**Aim:**
From the entries below, copy out every line with "DEGENERATION" in it.

**Records for the task:**
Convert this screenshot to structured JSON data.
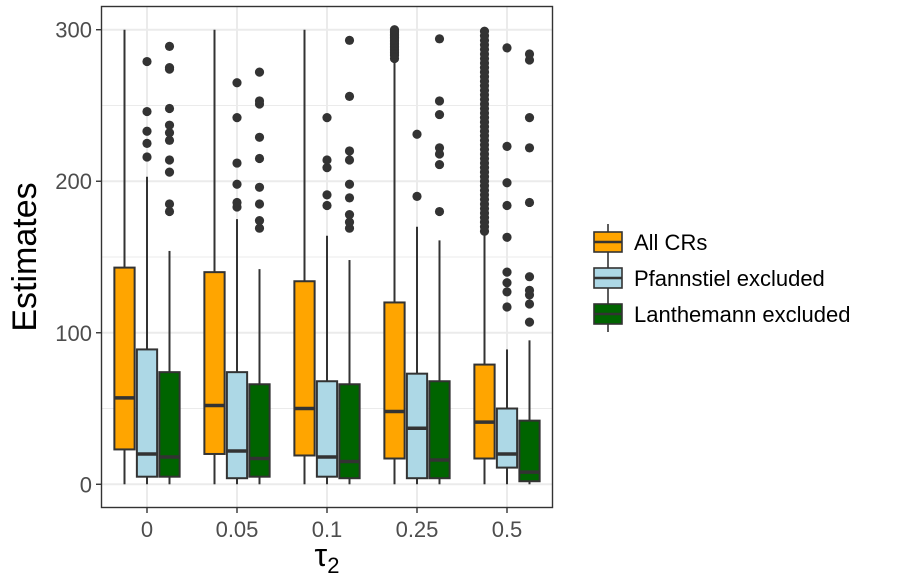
{
  "chart_data": {
    "type": "boxplot",
    "xlabel": "τ2",
    "ylabel": "Estimates",
    "ylim": [
      -15,
      315
    ],
    "yticks": [
      0,
      100,
      200,
      300
    ],
    "categories": [
      "0",
      "0.05",
      "0.1",
      "0.25",
      "0.5"
    ],
    "grid": true,
    "legend_position": "right",
    "series": [
      {
        "name": "All CRs",
        "color": "#FFA500",
        "boxes": [
          {
            "min": 0,
            "q1": 23,
            "median": 57,
            "q3": 143,
            "max": 300,
            "outliers": []
          },
          {
            "min": 0,
            "q1": 20,
            "median": 52,
            "q3": 140,
            "max": 300,
            "outliers": []
          },
          {
            "min": 0,
            "q1": 19,
            "median": 50,
            "q3": 134,
            "max": 300,
            "outliers": []
          },
          {
            "min": 0,
            "q1": 17,
            "median": 48,
            "q3": 120,
            "max": 280,
            "outliers": [
              281,
              283,
              284,
              285,
              286,
              287,
              288,
              289,
              290,
              291,
              292,
              293,
              294,
              295,
              296,
              297,
              298,
              299,
              300
            ]
          },
          {
            "min": 0,
            "q1": 17,
            "median": 41,
            "q3": 79,
            "max": 165,
            "outliers": [
              167,
              170,
              173,
              176,
              179,
              182,
              185,
              188,
              191,
              194,
              197,
              200,
              203,
              206,
              209,
              212,
              215,
              218,
              221,
              224,
              227,
              230,
              233,
              236,
              239,
              242,
              245,
              248,
              251,
              254,
              257,
              260,
              263,
              266,
              269,
              272,
              275,
              278,
              281,
              284,
              287,
              290,
              293,
              296,
              299
            ]
          }
        ]
      },
      {
        "name": "Pfannstiel excluded",
        "color": "#ADD8E6",
        "boxes": [
          {
            "min": 0,
            "q1": 5,
            "median": 20,
            "q3": 89,
            "max": 203,
            "outliers": [
              216,
              225,
              233,
              246,
              279
            ]
          },
          {
            "min": 0,
            "q1": 4,
            "median": 22,
            "q3": 74,
            "max": 175,
            "outliers": [
              183,
              186,
              198,
              212,
              242,
              265
            ]
          },
          {
            "min": 0,
            "q1": 5,
            "median": 18,
            "q3": 68,
            "max": 164,
            "outliers": [
              184,
              191,
              209,
              214,
              242
            ]
          },
          {
            "min": 0,
            "q1": 4,
            "median": 37,
            "q3": 73,
            "max": 170,
            "outliers": [
              190,
              231
            ]
          },
          {
            "min": 0,
            "q1": 11,
            "median": 20,
            "q3": 50,
            "max": 89,
            "outliers": [
              117,
              127,
              133,
              140,
              163,
              184,
              199,
              223,
              288
            ]
          }
        ]
      },
      {
        "name": "Lanthemann excluded",
        "color": "#006400",
        "boxes": [
          {
            "min": 0,
            "q1": 5,
            "median": 18,
            "q3": 74,
            "max": 154,
            "outliers": [
              180,
              185,
              206,
              214,
              227,
              232,
              237,
              248,
              274,
              275,
              289
            ]
          },
          {
            "min": 0,
            "q1": 5,
            "median": 17,
            "q3": 66,
            "max": 142,
            "outliers": [
              169,
              174,
              185,
              196,
              215,
              229,
              251,
              253,
              272
            ]
          },
          {
            "min": 0,
            "q1": 4,
            "median": 15,
            "q3": 66,
            "max": 148,
            "outliers": [
              169,
              173,
              178,
              189,
              198,
              214,
              220,
              256,
              293
            ]
          },
          {
            "min": 0,
            "q1": 4,
            "median": 16,
            "q3": 68,
            "max": 161,
            "outliers": [
              180,
              211,
              218,
              222,
              244,
              253,
              294
            ]
          },
          {
            "min": 0,
            "q1": 2,
            "median": 8,
            "q3": 42,
            "max": 95,
            "outliers": [
              107,
              119,
              125,
              128,
              137,
              186,
              222,
              242,
              280,
              284
            ]
          }
        ]
      }
    ]
  }
}
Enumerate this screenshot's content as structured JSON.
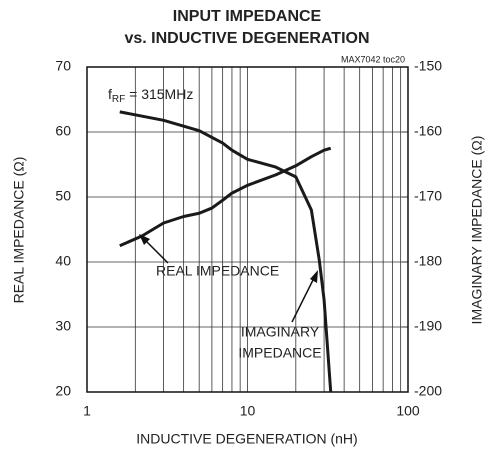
{
  "chart_data": {
    "type": "line",
    "title_lines": [
      "INPUT IMPEDANCE",
      "vs. INDUCTIVE DEGENERATION"
    ],
    "x_label": "INDUCTIVE DEGENERATION (nH)",
    "y_label": "REAL IMPEDANCE (Ω)",
    "y2_label": "IMAGINARY IMPEDANCE (Ω)",
    "annotations": {
      "code": "MAX7042 toc20",
      "freq_f": "f",
      "freq_sub": "RF",
      "freq_rest": " = 315MHz",
      "real_label": "REAL IMPEDANCE",
      "imag_label_lines": [
        "IMAGINARY",
        "IMPEDANCE"
      ]
    },
    "xscale": "log",
    "xlim": [
      1,
      100
    ],
    "xticks": [
      1,
      10,
      100
    ],
    "xgrid_minor": [
      2,
      3,
      4,
      5,
      6,
      7,
      8,
      9,
      20,
      30,
      40,
      50,
      60,
      70,
      80,
      90
    ],
    "ylim": [
      20,
      70
    ],
    "yticks": [
      20,
      30,
      40,
      50,
      60,
      70
    ],
    "y2lim": [
      -200,
      -150
    ],
    "y2ticks": [
      -200,
      -190,
      -180,
      -170,
      -160,
      -150
    ],
    "grid": true,
    "series": [
      {
        "name": "REAL IMPEDANCE",
        "color": "#1a1a1a",
        "axis": "y",
        "x": [
          1.6,
          2.2,
          3,
          4,
          5,
          6,
          7,
          8,
          10,
          15,
          20,
          25,
          30,
          33
        ],
        "values": [
          42.5,
          44,
          46,
          47,
          47.5,
          48.3,
          49.5,
          50.6,
          51.8,
          53.4,
          54.8,
          56.2,
          57.2,
          57.5
        ]
      },
      {
        "name": "IMAGINARY IMPEDANCE",
        "color": "#1a1a1a",
        "axis": "y2",
        "x": [
          1.6,
          3,
          5,
          7,
          8,
          10,
          15,
          20,
          25,
          28,
          30,
          33
        ],
        "values": [
          -156.9,
          -158.2,
          -159.8,
          -161.7,
          -162.8,
          -164.2,
          -165.4,
          -166.9,
          -172,
          -179.7,
          -185.8,
          -200
        ]
      }
    ]
  }
}
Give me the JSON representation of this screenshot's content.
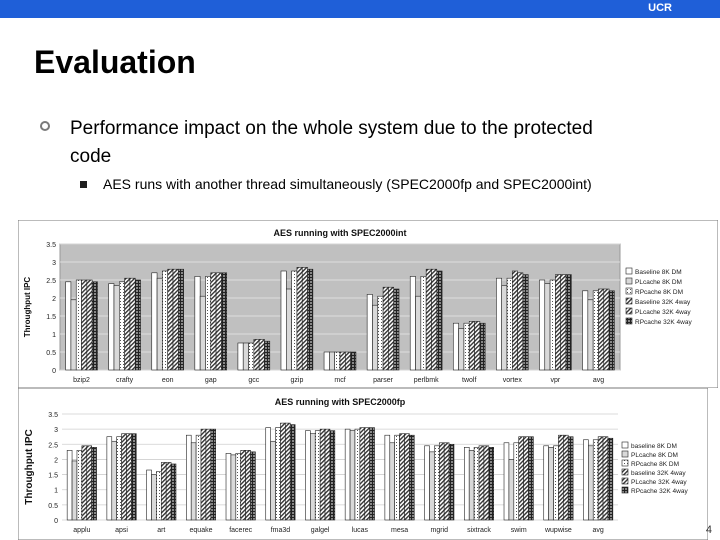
{
  "header": {
    "brand": "UCR"
  },
  "slide": {
    "title": "Evaluation",
    "bullet1": "Performance impact on the whole system due to the protected code",
    "bullet2": "AES runs with another thread simultaneously (SPEC2000fp and SPEC2000int)",
    "page_number": "4"
  },
  "colors": {
    "brand_bar": "#1f5fd8",
    "plot_bg": "#c0c0c0",
    "chart_bg": "#ffffff"
  },
  "chart_data": [
    {
      "type": "bar",
      "title": "AES running with SPEC2000int",
      "ylabel": "Throughput IPC",
      "ylim": [
        0,
        3.5
      ],
      "yticks": [
        "0",
        "0.5",
        "1",
        "1.5",
        "2",
        "2.5",
        "3",
        "3.5"
      ],
      "categories": [
        "bzip2",
        "crafty",
        "eon",
        "gap",
        "gcc",
        "gzip",
        "mcf",
        "parser",
        "perlbmk",
        "twolf",
        "vortex",
        "vpr",
        "avg"
      ],
      "legend_position": "right",
      "series": [
        {
          "name": "Baseline 8K DM",
          "values": [
            2.45,
            2.4,
            2.7,
            2.6,
            0.75,
            2.75,
            0.5,
            2.1,
            2.6,
            1.3,
            2.55,
            2.5,
            2.2
          ]
        },
        {
          "name": "PLcache 8K DM",
          "values": [
            1.95,
            2.35,
            2.55,
            2.05,
            0.75,
            2.25,
            0.5,
            1.8,
            2.05,
            1.15,
            2.35,
            2.4,
            1.95
          ]
        },
        {
          "name": "RPcache 8K DM",
          "values": [
            2.5,
            2.45,
            2.75,
            2.6,
            0.75,
            2.75,
            0.5,
            2.05,
            2.6,
            1.3,
            2.55,
            2.5,
            2.2
          ]
        },
        {
          "name": "Baseline 32K 4way",
          "values": [
            2.5,
            2.55,
            2.8,
            2.7,
            0.85,
            2.85,
            0.5,
            2.3,
            2.8,
            1.35,
            2.75,
            2.65,
            2.25
          ]
        },
        {
          "name": "PLcache 32K 4way",
          "values": [
            2.5,
            2.55,
            2.8,
            2.7,
            0.85,
            2.85,
            0.5,
            2.3,
            2.8,
            1.35,
            2.7,
            2.65,
            2.25
          ]
        },
        {
          "name": "RPcache 32K 4way",
          "values": [
            2.45,
            2.5,
            2.8,
            2.7,
            0.8,
            2.8,
            0.5,
            2.25,
            2.75,
            1.3,
            2.65,
            2.65,
            2.2
          ]
        }
      ]
    },
    {
      "type": "bar",
      "title": "AES running with SPEC2000fp",
      "ylabel": "Throughput IPC",
      "ylim": [
        0,
        3.5
      ],
      "yticks": [
        "0",
        "0.5",
        "1",
        "1.5",
        "2",
        "2.5",
        "3",
        "3.5"
      ],
      "categories": [
        "applu",
        "apsi",
        "art",
        "equake",
        "facerec",
        "fma3d",
        "galgel",
        "lucas",
        "mesa",
        "mgrid",
        "sixtrack",
        "swim",
        "wupwise",
        "avg"
      ],
      "legend_position": "right",
      "series": [
        {
          "name": "baseline 8K DM",
          "values": [
            2.3,
            2.75,
            1.65,
            2.8,
            2.2,
            3.05,
            2.95,
            3.0,
            2.8,
            2.45,
            2.4,
            2.55,
            2.45,
            2.65
          ]
        },
        {
          "name": "PLcache 8K DM",
          "values": [
            1.95,
            2.6,
            1.5,
            2.55,
            2.15,
            2.6,
            2.85,
            2.95,
            2.55,
            2.25,
            2.3,
            2.0,
            2.4,
            2.45
          ]
        },
        {
          "name": "RPcache 8K DM",
          "values": [
            2.3,
            2.75,
            1.6,
            2.8,
            2.2,
            3.05,
            2.95,
            3.0,
            2.8,
            2.45,
            2.4,
            2.55,
            2.45,
            2.65
          ]
        },
        {
          "name": "baseline 32K 4way",
          "values": [
            2.45,
            2.85,
            1.9,
            3.0,
            2.3,
            3.2,
            3.0,
            3.05,
            2.85,
            2.55,
            2.45,
            2.75,
            2.8,
            2.75
          ]
        },
        {
          "name": "PLcache 32K 4way",
          "values": [
            2.45,
            2.85,
            1.9,
            3.0,
            2.3,
            3.2,
            3.0,
            3.05,
            2.85,
            2.55,
            2.45,
            2.75,
            2.8,
            2.75
          ]
        },
        {
          "name": "RPcache 32K 4way",
          "values": [
            2.4,
            2.85,
            1.85,
            3.0,
            2.25,
            3.15,
            2.95,
            3.05,
            2.8,
            2.5,
            2.4,
            2.75,
            2.75,
            2.7
          ]
        }
      ]
    }
  ]
}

**Result:**
      "vs. INDUCTIVE DEGENERATION"
    "x_label": "INDUCTIVE DEGENERATION (nH)",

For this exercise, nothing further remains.